EXERCISE OBJECTIVE →
Search the records that follow and extract every line containing the string "ARCHIVE".

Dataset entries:
::::::::::

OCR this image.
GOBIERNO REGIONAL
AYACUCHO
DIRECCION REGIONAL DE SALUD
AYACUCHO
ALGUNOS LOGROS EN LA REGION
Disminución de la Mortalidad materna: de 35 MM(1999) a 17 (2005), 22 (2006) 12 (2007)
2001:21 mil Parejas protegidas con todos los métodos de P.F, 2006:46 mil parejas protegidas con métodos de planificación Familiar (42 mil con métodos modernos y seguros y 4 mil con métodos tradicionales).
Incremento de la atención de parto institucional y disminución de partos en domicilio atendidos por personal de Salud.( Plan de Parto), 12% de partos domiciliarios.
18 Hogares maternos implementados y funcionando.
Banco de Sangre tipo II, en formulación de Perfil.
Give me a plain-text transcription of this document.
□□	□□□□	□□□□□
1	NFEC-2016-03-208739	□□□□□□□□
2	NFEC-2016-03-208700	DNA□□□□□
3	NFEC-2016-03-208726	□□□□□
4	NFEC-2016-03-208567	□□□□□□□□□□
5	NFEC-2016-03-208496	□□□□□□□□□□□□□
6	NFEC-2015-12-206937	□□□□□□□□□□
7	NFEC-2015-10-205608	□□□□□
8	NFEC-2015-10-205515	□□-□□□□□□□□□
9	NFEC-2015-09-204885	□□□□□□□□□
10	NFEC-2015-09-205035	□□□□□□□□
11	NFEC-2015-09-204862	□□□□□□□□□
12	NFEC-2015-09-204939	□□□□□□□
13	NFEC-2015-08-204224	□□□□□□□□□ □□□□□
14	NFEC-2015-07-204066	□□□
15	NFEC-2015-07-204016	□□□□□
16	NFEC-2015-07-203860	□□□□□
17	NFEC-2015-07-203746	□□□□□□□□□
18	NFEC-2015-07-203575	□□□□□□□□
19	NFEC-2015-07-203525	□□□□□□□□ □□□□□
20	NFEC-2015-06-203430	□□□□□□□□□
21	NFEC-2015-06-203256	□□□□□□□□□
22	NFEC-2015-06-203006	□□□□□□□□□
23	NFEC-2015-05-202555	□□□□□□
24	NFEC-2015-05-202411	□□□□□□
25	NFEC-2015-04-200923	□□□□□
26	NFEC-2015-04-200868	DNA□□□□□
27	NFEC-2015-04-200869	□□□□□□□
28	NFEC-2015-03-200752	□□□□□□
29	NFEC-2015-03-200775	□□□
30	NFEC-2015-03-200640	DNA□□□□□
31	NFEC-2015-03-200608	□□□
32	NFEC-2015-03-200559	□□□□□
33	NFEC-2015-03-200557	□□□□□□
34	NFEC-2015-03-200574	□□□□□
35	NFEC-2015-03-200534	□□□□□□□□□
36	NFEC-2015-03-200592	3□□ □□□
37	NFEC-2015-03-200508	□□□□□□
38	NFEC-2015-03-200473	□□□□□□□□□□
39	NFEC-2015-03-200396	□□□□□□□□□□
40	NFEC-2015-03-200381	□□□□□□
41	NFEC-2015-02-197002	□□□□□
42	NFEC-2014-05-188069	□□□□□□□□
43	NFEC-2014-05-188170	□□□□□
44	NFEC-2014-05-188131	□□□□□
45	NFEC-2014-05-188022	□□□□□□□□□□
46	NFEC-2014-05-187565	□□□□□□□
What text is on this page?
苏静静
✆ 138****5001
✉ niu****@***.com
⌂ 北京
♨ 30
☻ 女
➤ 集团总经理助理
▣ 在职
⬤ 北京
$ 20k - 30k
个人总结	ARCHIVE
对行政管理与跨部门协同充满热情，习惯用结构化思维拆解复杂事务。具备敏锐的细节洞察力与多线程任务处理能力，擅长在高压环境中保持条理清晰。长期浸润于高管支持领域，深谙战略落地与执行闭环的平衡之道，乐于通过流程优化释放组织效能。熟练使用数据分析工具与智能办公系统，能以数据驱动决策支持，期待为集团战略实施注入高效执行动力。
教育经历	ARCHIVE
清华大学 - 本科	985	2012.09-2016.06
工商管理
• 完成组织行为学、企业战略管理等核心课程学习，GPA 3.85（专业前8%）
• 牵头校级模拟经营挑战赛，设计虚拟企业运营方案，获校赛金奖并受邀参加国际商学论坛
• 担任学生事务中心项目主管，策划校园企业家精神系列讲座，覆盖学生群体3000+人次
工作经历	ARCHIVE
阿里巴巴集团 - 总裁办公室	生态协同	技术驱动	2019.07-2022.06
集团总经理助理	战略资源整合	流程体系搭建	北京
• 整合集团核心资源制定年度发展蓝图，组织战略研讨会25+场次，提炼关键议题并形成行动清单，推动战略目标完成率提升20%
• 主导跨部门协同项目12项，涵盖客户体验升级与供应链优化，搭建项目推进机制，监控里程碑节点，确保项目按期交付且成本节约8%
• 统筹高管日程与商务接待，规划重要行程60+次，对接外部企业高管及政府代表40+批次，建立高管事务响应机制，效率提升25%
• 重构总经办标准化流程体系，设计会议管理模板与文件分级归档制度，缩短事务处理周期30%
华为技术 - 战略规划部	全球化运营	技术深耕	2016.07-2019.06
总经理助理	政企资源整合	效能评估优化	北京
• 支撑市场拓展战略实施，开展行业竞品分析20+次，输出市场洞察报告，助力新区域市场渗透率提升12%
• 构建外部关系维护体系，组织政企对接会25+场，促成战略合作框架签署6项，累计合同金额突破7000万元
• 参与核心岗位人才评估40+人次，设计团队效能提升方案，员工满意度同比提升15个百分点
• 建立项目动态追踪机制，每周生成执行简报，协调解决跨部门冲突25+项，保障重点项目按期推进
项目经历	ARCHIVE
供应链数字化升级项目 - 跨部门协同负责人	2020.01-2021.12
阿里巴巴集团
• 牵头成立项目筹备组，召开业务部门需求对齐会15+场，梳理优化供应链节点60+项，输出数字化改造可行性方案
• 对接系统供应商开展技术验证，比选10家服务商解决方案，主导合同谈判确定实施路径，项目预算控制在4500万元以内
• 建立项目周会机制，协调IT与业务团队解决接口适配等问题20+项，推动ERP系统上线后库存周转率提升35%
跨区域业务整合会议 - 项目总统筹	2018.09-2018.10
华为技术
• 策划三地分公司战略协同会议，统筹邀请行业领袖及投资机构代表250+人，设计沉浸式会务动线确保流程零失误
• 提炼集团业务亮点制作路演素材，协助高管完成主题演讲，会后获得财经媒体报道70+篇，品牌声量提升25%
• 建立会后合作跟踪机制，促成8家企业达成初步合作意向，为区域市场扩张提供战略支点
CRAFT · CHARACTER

::::::::::

SOLVED EXERCISE →
个人总结	ARCHIVE
教育经历	ARCHIVE
工作经历	ARCHIVE
项目经历	ARCHIVE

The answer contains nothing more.